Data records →
.....

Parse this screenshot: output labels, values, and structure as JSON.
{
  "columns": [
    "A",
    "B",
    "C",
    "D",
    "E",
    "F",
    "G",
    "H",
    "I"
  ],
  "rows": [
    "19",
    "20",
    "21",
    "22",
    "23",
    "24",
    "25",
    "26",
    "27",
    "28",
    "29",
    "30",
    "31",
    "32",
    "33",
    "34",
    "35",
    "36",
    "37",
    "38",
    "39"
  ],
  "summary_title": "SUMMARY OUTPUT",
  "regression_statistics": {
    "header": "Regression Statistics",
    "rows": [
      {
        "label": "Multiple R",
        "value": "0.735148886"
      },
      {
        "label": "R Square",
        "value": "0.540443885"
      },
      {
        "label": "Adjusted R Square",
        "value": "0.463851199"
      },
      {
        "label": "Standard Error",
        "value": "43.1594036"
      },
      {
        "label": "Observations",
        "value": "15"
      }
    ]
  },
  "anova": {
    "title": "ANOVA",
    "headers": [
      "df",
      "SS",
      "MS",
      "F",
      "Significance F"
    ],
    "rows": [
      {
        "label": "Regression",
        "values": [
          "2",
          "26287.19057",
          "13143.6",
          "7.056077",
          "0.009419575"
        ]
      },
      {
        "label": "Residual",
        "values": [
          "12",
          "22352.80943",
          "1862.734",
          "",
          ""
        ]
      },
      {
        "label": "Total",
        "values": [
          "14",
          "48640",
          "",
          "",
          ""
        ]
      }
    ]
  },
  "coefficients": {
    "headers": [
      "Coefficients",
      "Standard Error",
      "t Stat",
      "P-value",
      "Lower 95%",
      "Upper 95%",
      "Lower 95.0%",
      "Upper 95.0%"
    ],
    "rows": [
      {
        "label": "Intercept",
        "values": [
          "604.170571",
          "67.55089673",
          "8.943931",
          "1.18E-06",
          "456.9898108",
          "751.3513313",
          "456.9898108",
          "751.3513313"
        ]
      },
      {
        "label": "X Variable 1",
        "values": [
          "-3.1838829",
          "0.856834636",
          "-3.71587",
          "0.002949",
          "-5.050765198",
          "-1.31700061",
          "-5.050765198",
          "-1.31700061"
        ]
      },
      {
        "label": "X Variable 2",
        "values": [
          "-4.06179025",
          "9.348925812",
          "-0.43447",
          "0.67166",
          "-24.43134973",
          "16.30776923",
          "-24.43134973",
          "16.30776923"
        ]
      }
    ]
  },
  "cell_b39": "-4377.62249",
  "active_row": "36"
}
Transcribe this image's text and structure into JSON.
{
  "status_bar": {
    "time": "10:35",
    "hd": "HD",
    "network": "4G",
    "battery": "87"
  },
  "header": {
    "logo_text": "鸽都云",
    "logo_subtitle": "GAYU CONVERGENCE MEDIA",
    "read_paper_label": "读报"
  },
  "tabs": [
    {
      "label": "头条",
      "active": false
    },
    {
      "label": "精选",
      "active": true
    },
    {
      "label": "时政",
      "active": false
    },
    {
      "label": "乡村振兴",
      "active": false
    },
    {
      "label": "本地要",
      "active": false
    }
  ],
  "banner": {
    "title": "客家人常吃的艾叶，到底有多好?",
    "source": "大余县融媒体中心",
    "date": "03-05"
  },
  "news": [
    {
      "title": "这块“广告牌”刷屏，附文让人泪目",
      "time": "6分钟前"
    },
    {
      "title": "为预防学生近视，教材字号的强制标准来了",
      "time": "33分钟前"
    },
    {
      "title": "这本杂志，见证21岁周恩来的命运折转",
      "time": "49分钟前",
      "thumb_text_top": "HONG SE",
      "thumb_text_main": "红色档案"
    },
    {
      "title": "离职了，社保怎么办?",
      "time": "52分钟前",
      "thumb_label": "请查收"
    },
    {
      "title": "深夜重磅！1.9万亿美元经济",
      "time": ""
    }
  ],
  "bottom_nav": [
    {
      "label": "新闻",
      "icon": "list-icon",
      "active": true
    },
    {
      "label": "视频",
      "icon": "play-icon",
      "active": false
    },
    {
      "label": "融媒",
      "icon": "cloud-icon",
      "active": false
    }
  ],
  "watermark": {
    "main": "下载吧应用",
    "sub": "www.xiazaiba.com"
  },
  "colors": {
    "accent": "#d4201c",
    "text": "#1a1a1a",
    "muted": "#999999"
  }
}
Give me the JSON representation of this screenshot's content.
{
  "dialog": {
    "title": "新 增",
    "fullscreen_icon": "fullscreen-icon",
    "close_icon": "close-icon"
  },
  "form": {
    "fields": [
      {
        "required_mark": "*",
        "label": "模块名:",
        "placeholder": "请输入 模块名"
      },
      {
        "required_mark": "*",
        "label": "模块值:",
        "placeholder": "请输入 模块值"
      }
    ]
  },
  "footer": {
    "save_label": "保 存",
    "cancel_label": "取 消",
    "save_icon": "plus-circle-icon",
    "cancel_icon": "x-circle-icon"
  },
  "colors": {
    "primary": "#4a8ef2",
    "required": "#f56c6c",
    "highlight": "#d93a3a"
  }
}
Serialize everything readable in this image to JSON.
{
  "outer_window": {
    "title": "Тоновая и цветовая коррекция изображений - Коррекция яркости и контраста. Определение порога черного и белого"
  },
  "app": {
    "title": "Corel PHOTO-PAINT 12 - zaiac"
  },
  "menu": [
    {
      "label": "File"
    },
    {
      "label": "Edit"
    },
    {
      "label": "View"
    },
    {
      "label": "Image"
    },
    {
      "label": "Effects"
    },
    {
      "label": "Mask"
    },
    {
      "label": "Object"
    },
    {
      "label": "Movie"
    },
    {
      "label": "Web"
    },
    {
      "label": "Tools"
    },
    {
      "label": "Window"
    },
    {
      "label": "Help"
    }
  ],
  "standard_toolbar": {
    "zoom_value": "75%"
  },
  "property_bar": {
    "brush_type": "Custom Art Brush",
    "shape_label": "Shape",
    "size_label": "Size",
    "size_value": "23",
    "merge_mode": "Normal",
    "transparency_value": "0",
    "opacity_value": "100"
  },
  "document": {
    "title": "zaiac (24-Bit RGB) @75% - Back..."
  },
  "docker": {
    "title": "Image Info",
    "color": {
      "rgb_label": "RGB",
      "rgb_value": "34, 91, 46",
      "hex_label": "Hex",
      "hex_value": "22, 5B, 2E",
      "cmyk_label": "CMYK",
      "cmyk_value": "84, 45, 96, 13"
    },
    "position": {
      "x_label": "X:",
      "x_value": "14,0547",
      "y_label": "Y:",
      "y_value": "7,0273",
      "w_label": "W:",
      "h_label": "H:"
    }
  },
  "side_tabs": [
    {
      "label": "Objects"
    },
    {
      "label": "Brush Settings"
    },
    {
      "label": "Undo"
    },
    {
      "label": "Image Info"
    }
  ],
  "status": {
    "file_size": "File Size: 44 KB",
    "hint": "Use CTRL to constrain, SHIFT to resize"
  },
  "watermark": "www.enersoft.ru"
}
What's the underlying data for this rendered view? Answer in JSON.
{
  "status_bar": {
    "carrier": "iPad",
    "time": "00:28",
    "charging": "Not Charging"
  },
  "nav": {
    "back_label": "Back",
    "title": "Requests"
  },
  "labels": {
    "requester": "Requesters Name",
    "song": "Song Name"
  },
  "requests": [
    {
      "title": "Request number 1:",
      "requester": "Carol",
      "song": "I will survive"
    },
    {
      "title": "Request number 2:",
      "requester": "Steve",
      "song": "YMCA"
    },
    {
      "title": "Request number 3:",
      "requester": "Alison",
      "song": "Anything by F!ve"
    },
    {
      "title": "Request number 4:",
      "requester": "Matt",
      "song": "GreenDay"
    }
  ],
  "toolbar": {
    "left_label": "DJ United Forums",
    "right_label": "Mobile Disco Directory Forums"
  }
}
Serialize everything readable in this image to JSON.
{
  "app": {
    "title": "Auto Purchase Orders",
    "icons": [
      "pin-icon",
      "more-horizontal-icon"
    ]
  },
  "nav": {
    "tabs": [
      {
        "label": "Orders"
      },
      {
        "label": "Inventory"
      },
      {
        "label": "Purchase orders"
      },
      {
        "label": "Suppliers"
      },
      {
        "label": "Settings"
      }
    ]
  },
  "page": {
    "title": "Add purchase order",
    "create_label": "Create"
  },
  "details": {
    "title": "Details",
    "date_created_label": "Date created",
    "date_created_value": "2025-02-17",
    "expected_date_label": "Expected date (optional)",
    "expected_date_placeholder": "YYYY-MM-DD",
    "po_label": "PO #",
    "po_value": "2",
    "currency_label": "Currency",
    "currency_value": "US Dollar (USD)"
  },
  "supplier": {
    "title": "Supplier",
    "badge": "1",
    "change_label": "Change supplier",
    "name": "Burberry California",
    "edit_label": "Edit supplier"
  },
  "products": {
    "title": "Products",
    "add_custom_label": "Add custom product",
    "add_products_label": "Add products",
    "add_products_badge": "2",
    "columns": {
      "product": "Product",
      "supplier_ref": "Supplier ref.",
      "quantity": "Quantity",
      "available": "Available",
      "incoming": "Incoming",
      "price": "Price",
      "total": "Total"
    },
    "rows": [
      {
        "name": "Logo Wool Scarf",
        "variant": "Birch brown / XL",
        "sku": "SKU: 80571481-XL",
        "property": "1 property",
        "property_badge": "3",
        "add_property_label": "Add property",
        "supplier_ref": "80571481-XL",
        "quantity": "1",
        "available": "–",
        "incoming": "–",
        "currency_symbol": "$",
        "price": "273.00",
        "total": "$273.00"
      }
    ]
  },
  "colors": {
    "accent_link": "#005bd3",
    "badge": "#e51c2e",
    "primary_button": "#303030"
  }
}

.....

Given problem → Lines that include the word "requester" are to be extracted from the data above.

Worked answer →
    "requester": "Requesters Name",
      "requester": "Carol",
      "requester": "Steve",
      "requester": "Alison",
      "requester": "Matt",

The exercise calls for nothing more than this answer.